DATA PROVIDED:

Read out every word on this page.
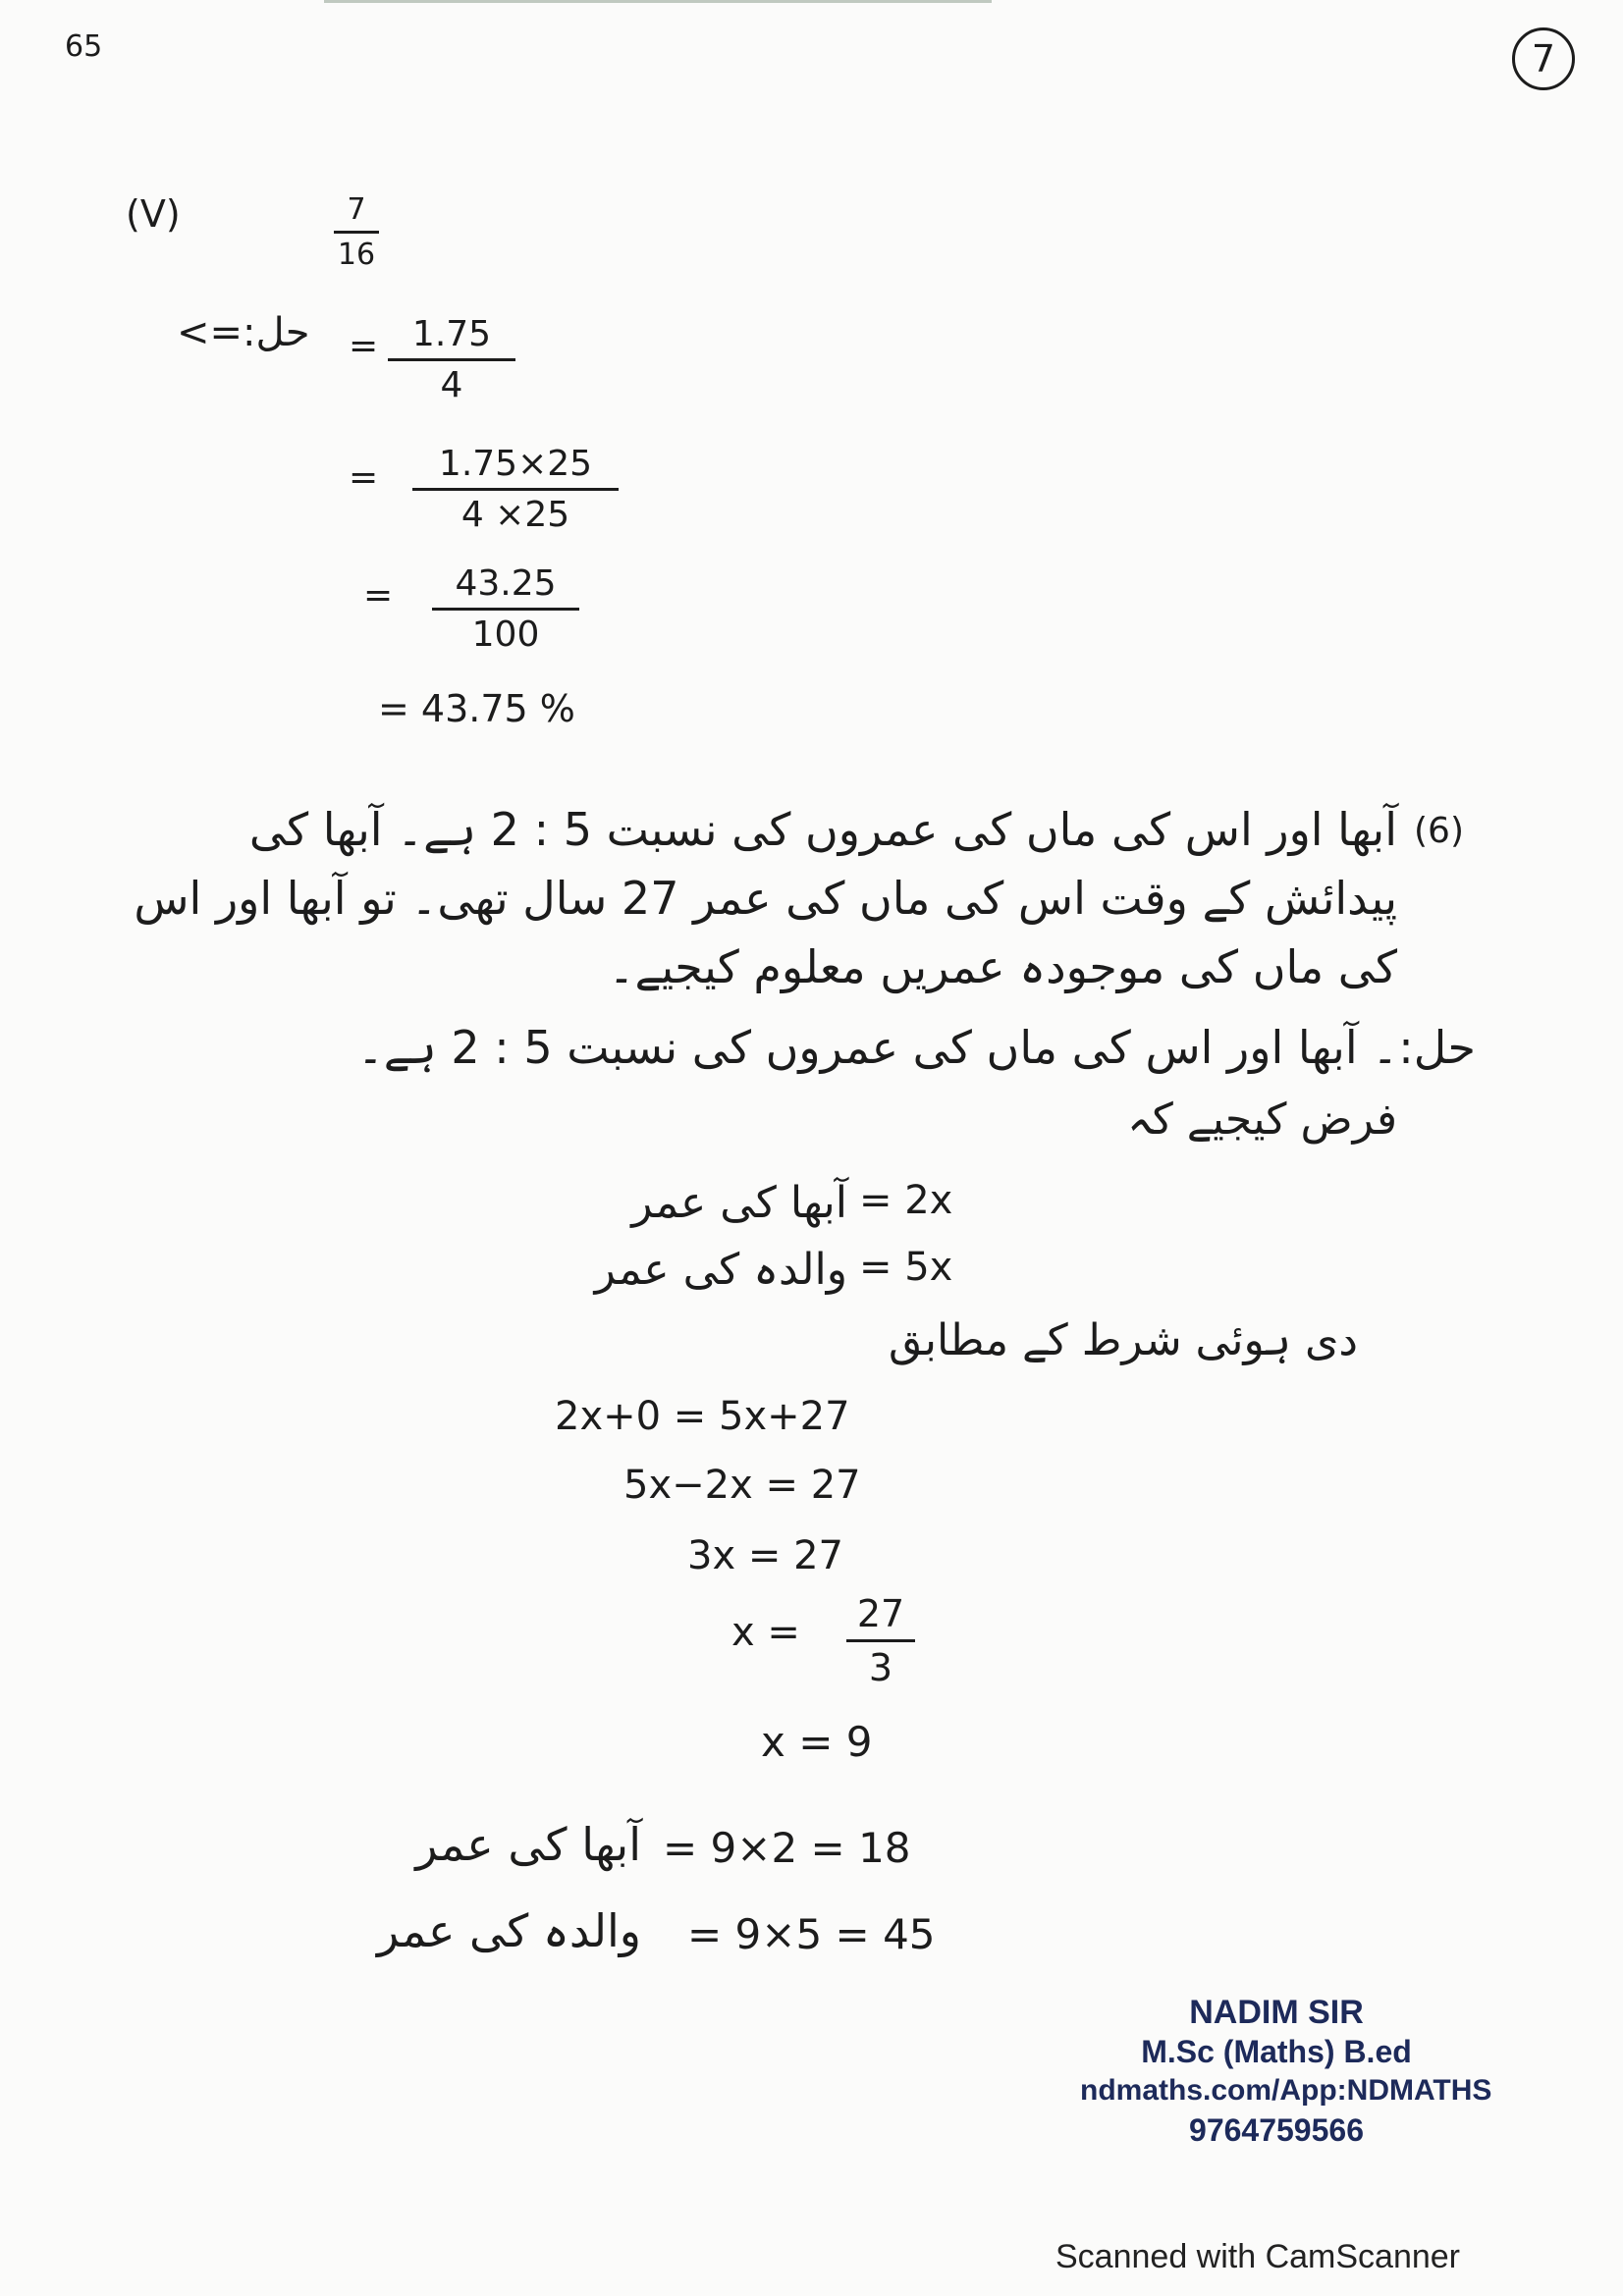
65	7
(V)	7
16
حل:=> = 1.75
4
=	1.75×25
4 ×25
=	43.25
100
= 43.75 %
(6)
آبھا اور اس کی ماں کی عمروں کی نسبت 5 : 2 ہے۔ آبھا کی
پیدائش کے وقت اس کی ماں کی عمر 27 سال تھی۔ تو آبھا اور اس
کی ماں کی موجودہ عمریں معلوم کیجیے۔
حل:۔ آبھا اور اس کی ماں کی عمروں کی نسبت 5 : 2 ہے۔
فرض کیجیے کہ
آبھا کی عمر = 2x
والدہ کی عمر = 5x
دی ہوئی شرط کے مطابق
2x+0 = 5x+27
5x−2x = 27
3x = 27
x = 27
3
x = 9
آبھا کی عمر = 9×2 = 18
والدہ کی عمر = 9×5 = 45
NADIM SIR
M.Sc (Maths) B.ed
ndmaths.com/App:NDMATHS
9764759566
Scanned with CamScanner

YOUR OBJECTIVE:
Skip the pictures, then retype every line above exactly.

WRITTEN RESPONSE:
Read out every word on this page.
65	7
(V)	7
16
حل:=> = 1.75
4
=	1.75×25
4 ×25
=	43.25
100
= 43.75 %
(6)
آبھا اور اس کی ماں کی عمروں کی نسبت 5 : 2 ہے۔ آبھا کی
پیدائش کے وقت اس کی ماں کی عمر 27 سال تھی۔ تو آبھا اور اس
کی ماں کی موجودہ عمریں معلوم کیجیے۔
حل:۔ آبھا اور اس کی ماں کی عمروں کی نسبت 5 : 2 ہے۔
فرض کیجیے کہ
آبھا کی عمر = 2x
والدہ کی عمر = 5x
دی ہوئی شرط کے مطابق
2x+0 = 5x+27
5x−2x = 27
3x = 27
x = 27
3
x = 9
آبھا کی عمر = 9×2 = 18
والدہ کی عمر = 9×5 = 45
NADIM SIR
M.Sc (Maths) B.ed
ndmaths.com/App:NDMATHS
9764759566
Scanned with CamScanner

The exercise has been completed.